Task instructions: Copy out, from the entries below, each line holding the string "style".

### Material for the task

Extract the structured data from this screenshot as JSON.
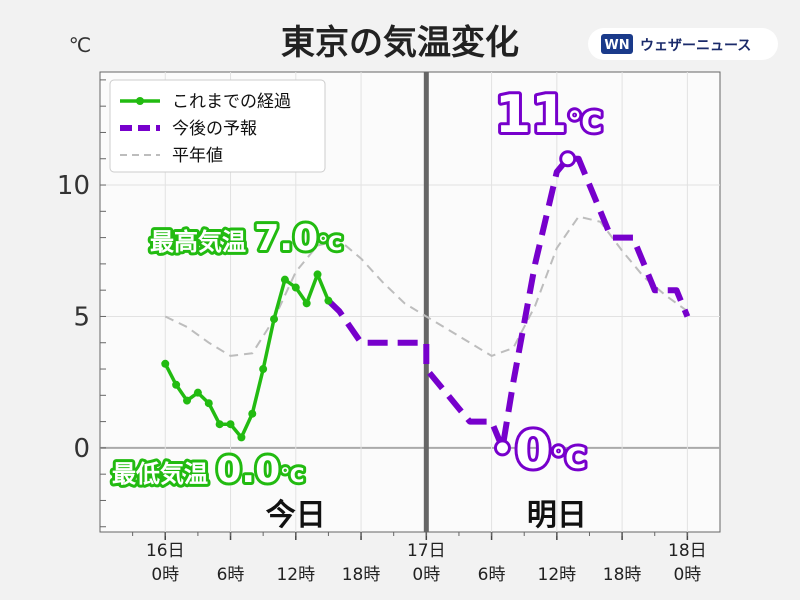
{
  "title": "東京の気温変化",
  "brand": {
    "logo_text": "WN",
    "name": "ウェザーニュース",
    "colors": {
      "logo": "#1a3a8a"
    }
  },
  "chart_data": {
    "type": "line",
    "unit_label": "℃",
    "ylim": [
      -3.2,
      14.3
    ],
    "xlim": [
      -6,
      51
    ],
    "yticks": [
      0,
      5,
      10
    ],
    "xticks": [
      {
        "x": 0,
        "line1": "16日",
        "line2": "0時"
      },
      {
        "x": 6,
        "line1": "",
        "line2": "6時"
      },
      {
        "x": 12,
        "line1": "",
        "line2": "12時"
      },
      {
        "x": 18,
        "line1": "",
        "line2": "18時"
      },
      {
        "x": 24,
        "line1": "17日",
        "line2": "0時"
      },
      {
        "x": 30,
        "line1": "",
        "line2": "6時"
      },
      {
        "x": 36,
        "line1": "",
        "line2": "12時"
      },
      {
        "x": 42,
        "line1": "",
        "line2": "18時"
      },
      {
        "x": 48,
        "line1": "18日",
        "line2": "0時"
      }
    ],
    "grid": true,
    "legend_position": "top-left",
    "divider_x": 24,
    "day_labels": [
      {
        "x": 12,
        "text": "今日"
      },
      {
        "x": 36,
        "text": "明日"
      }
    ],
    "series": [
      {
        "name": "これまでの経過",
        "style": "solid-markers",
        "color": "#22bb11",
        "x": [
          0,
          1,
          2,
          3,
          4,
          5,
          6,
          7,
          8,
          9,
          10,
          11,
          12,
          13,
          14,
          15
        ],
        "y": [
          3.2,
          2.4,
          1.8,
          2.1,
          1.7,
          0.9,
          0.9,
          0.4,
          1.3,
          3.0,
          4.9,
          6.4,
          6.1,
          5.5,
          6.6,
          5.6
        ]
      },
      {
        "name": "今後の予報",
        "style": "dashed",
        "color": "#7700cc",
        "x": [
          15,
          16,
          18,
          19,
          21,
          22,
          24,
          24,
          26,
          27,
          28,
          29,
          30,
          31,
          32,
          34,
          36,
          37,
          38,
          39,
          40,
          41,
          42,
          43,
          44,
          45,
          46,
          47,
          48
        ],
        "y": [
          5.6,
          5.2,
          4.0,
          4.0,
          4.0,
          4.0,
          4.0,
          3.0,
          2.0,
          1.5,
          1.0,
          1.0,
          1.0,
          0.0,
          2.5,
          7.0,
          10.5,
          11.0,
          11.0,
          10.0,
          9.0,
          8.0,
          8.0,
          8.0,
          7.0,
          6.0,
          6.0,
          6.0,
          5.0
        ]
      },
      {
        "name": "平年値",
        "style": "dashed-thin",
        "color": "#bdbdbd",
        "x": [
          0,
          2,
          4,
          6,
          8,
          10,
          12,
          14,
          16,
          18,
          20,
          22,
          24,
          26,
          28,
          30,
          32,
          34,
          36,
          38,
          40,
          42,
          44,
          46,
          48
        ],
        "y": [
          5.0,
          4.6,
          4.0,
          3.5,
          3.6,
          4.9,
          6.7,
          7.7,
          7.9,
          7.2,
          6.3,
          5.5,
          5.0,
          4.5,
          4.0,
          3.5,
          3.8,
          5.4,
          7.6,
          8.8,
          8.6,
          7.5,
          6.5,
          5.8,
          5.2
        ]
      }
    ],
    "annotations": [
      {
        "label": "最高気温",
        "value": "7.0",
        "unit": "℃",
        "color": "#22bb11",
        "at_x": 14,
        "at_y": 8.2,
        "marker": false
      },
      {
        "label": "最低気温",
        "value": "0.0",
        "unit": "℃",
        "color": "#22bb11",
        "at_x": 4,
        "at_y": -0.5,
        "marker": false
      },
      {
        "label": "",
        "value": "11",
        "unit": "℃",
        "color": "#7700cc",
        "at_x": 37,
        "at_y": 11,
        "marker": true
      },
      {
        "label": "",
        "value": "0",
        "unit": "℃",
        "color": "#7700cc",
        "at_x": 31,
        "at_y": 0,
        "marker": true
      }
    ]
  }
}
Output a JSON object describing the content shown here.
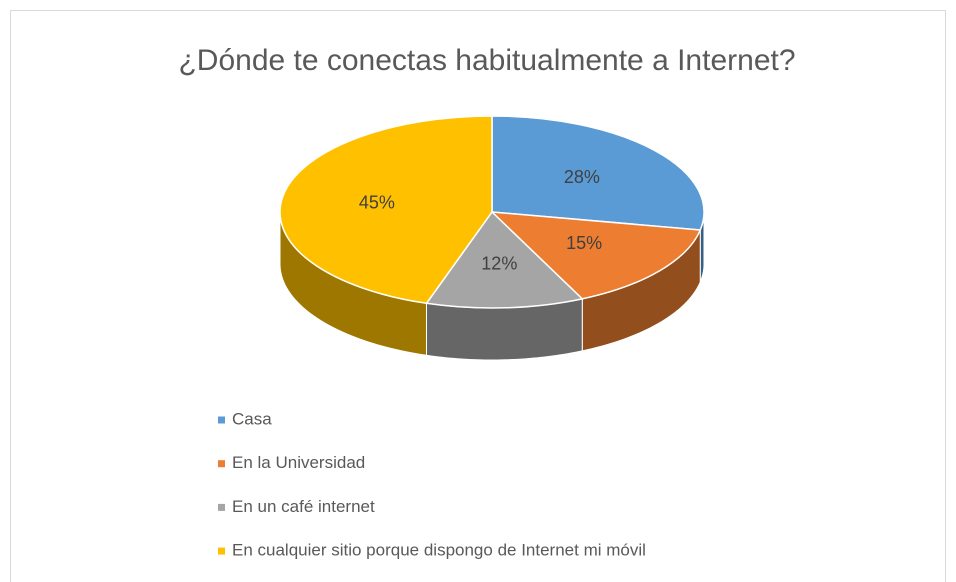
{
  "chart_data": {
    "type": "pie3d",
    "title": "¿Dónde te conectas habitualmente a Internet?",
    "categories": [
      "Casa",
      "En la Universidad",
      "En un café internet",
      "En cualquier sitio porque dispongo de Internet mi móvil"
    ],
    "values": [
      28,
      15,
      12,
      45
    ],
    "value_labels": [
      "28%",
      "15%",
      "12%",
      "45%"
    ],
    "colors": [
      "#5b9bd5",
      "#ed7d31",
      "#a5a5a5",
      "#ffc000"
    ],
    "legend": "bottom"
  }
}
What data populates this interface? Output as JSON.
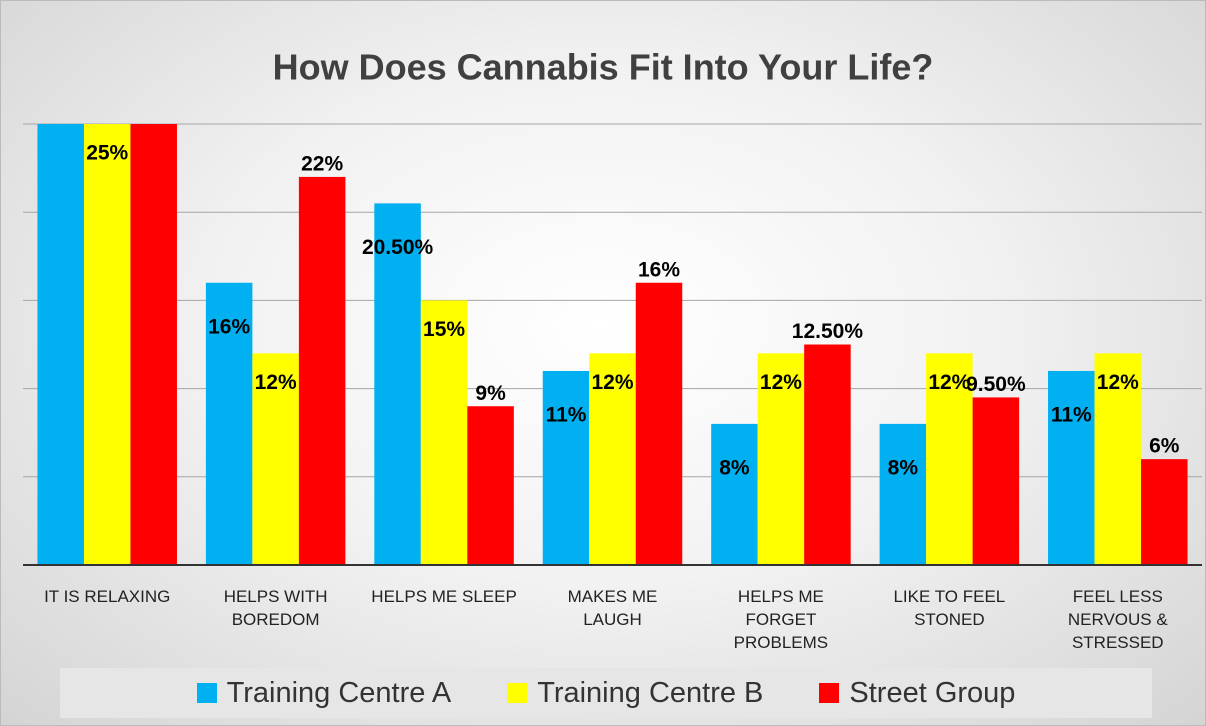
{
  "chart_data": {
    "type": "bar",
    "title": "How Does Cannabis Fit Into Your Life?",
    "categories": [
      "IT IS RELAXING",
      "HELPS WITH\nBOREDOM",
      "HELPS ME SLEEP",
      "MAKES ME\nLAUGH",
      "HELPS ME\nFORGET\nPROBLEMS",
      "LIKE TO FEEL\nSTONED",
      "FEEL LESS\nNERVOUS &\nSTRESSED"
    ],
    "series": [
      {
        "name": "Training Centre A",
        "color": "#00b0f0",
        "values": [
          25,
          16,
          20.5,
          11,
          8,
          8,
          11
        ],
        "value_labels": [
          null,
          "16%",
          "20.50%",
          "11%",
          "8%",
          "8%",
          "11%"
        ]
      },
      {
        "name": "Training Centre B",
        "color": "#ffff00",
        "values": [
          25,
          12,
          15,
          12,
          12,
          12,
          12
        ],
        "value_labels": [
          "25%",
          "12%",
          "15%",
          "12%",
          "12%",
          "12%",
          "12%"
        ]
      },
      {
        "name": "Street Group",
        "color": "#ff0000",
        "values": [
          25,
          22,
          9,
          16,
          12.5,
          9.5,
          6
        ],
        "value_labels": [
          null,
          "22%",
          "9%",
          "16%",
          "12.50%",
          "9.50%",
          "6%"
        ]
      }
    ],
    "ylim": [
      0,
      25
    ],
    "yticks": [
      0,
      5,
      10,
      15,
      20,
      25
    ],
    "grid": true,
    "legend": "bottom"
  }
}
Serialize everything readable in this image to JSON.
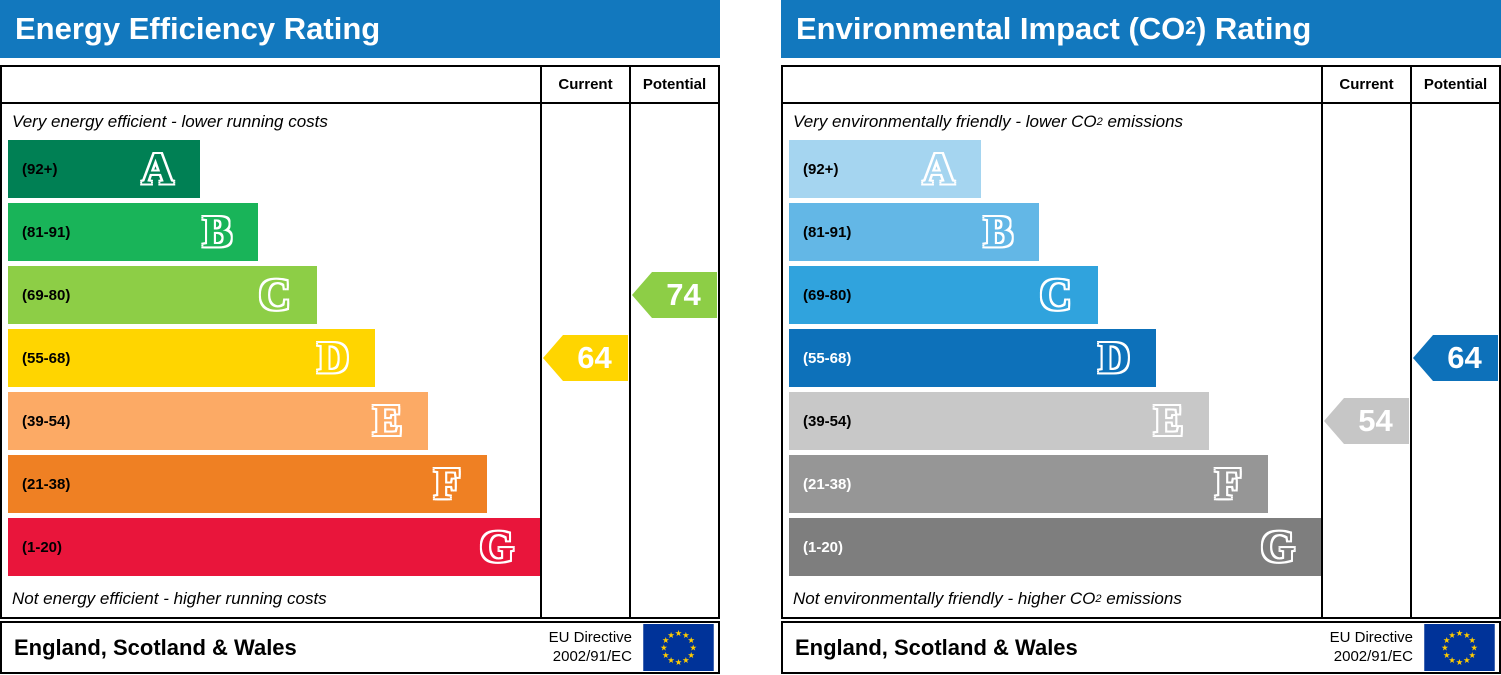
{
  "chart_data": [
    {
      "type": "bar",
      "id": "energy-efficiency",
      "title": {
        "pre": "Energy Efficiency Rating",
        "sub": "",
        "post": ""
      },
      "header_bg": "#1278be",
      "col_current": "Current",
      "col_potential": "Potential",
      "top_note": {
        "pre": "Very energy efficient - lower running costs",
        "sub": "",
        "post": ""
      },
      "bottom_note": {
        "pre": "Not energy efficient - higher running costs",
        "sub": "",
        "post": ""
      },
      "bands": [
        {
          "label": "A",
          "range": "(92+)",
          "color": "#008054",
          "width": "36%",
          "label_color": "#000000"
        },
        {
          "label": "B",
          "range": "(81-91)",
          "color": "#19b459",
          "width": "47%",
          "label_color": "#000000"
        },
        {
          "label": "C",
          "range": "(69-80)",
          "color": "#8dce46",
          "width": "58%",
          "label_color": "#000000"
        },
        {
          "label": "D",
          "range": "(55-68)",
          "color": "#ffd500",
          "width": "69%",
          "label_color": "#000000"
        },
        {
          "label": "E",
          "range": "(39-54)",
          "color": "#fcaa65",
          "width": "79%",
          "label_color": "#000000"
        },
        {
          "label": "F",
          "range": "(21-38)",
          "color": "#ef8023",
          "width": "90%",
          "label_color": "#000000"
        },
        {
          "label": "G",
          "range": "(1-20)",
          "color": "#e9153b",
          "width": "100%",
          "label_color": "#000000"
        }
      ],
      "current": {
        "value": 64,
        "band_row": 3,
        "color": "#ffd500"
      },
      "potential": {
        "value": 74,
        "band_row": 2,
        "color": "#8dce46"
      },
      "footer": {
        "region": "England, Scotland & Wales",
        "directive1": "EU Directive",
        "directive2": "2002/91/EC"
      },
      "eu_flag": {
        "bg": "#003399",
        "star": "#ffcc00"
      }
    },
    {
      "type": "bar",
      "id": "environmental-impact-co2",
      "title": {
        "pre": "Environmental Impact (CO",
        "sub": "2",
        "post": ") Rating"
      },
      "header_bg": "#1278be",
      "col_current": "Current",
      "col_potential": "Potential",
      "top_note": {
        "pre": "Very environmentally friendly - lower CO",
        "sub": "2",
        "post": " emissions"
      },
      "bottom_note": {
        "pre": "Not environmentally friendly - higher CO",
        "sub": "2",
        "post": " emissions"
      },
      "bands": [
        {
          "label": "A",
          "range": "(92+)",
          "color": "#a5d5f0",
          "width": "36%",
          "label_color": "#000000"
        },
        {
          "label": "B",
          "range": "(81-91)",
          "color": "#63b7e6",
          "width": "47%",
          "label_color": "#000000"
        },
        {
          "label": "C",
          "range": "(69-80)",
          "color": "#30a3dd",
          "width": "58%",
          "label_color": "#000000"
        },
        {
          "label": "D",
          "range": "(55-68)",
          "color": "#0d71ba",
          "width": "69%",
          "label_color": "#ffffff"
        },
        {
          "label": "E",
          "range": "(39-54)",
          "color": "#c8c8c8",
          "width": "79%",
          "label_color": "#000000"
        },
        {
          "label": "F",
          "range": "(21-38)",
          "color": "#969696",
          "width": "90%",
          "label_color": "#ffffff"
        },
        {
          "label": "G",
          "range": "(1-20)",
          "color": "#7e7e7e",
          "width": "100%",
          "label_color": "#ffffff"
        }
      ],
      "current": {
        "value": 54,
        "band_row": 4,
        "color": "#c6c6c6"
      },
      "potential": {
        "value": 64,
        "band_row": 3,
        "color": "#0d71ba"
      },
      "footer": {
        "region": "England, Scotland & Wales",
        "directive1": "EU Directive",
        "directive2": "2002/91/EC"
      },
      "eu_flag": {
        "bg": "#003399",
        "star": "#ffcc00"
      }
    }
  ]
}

######

Response:
        "style": "solid-markers",
        "style": "dashed",
        "style": "dashed-thin",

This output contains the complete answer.